[R-sig-Geo] Plotting 2 rasters over each other on a map with 2D colour scheme

Vasya Pupkin junkmail2 at mail.ru
Fri Sep 23 06:49:45 CEST 2016


Dear All,

Thank you very much for all your very valuable inputs. Thanks to them now I know how the approach is called,
It is "bivariate color mapping" just google that and you will get tonns of information.

This guide below is the most comprehenvise I have come across:
http://www.joshuastevens.net/cartography/make-a-bivariate-choropleth-map/

however requires a bit of work.

Thank you very much!
Best wishes,
Vasya.

>Четверг, 22 сентября 2016, 21:05 +06:00 от Barry Rowlingson <b.rowlingson at lancaster.ac.uk>:
>
>Another way of visualising two values per pixel is to vary two of Hue,
>Luminance, and Saturation. You can even use all three if you have
>three variables!
>
>Note that Hue is a circular variable, and in the example I saw it was
>being used to map the seasonal peak of rainfall, so a circular
>variable was appropriate (December is close to January). Then I think
>saturation was used to indicate total rainfall. So saturated red was
>lots of rain, peaking in June, washed out red was low rain also
>peaking in June, whereas saturated blue was lots of rain peaking in
>March. Unsaturated colours (grey) meant no rain, at which point the
>hue was lost but that wasn't a problem because with no rain there's no
>peak month.
>
>The examples in the colorplaner package need careful consideration,
>because there's no obvious gradient in each of the directions. I don't
>think it would be appropriate for my rainfall example above, even
>without the circular nature of the peak month variable. Your example
>of wanting to look at hot/cold dry/wet extremes would probably suit
>the colorplaner palette since the corner extremes are of interest.
>
>I suspect to make such a plot from your two rasters will involve
>creating an RGB raster brick by lookup into a 2-d palette from the
>values in each of your one-layer rasters....
>
> So given P, an NxN matrix of hexadecimal colour values representing
>the palette...
>
> And two rasters A and B scaled to 1:N....
>
> The vector of colours would be P[values(A), values(B)]
>
> Turn that into a 3 layer raster stack and plot with plotRGB.....
>
>Barry
>
>
>
>On Thu, Sep 22, 2016 at 2:52 PM, Robin Lovelace < rob00x at gmail.com > wrote:
>> Hi Vasya
>>
>> To some extent this is more a visualisation question than a geospatial
>> question but is interesting because it's common to want to plot 2 variables
>> together. Your question comes at a good time because there has recently
>> been published a package for solving precisely this problem: *colorspace*.
>>
>>  https://github.com/wmurphyrd/colorplaner
>>
>> There are mapping examples in there, but not with raster data. I'm sure you
>> could use it to solve your problem, however.
>>
>> Another approach is to use the magick image manipulation package.
>>
>> Here's some code and an image showing the result.
>>
>> Code:  https://gist.github.com/Robinlovelace/9d9844886ec186c4423b611e6185392e
>>
>> Resulting image (sorry about the 'pipes' Edzer!):  https://flic.kr/p/Mj5cos
>>
>> I suggest the colorplane package instead of the *magick* way (unless
>> someone knows of a better solution) at present because it also seems to
>> create a legend for you.

▶ _Information shown_
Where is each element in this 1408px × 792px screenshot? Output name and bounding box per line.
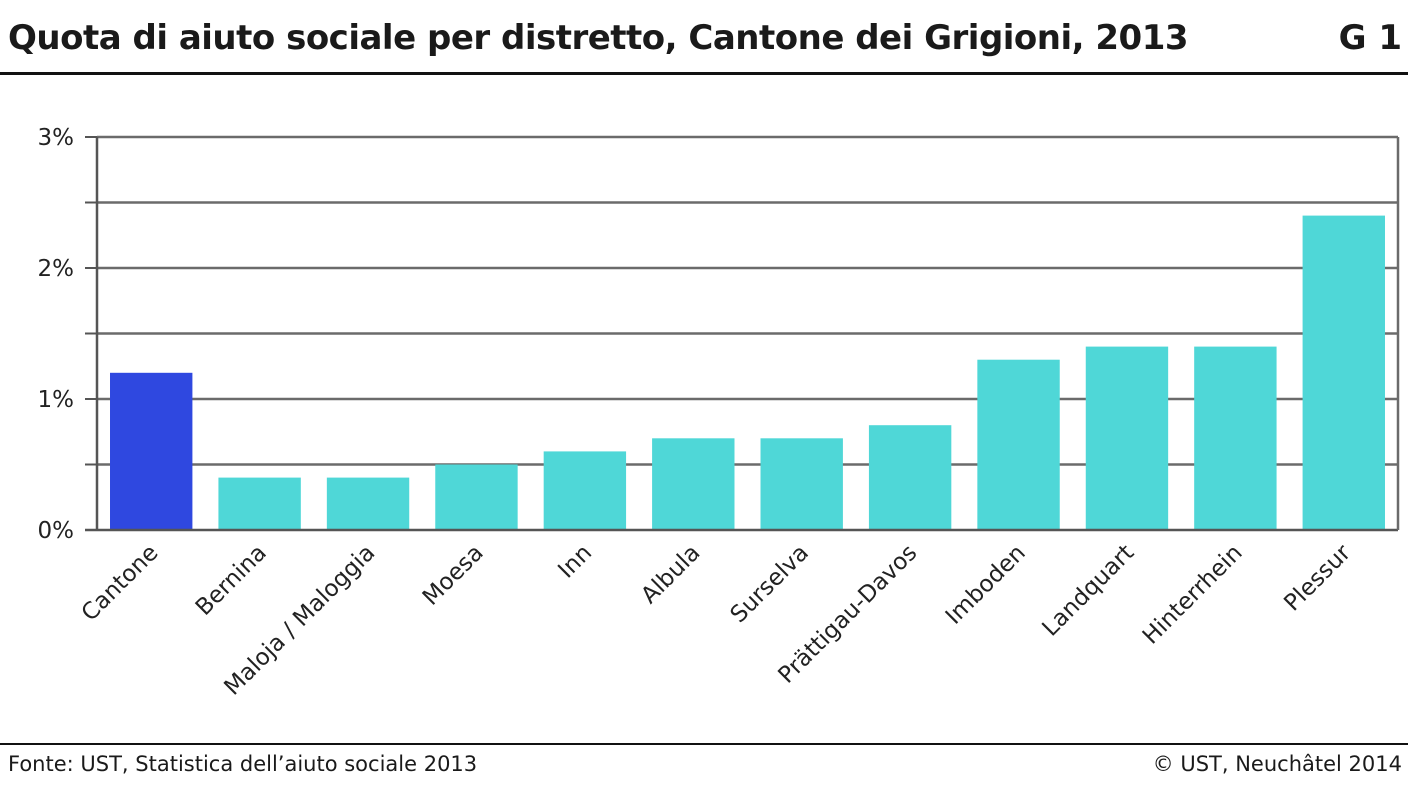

▶ _Exercises to complete_
[a] In the mailing-list message, which function does Barry suggest for plotting the three-layer raster stack?
[b] From the mailing-list message, quote the passage starting with "Thank you very much for" and going on through "tonns of information.".

▶ _The responses_
[a] plotRGB

[b]
Thank you very much for all your very valuable inputs. Thanks to them now I know how the approach is called,
It is "bivariate color mapping" just google that and you will get tonns of information.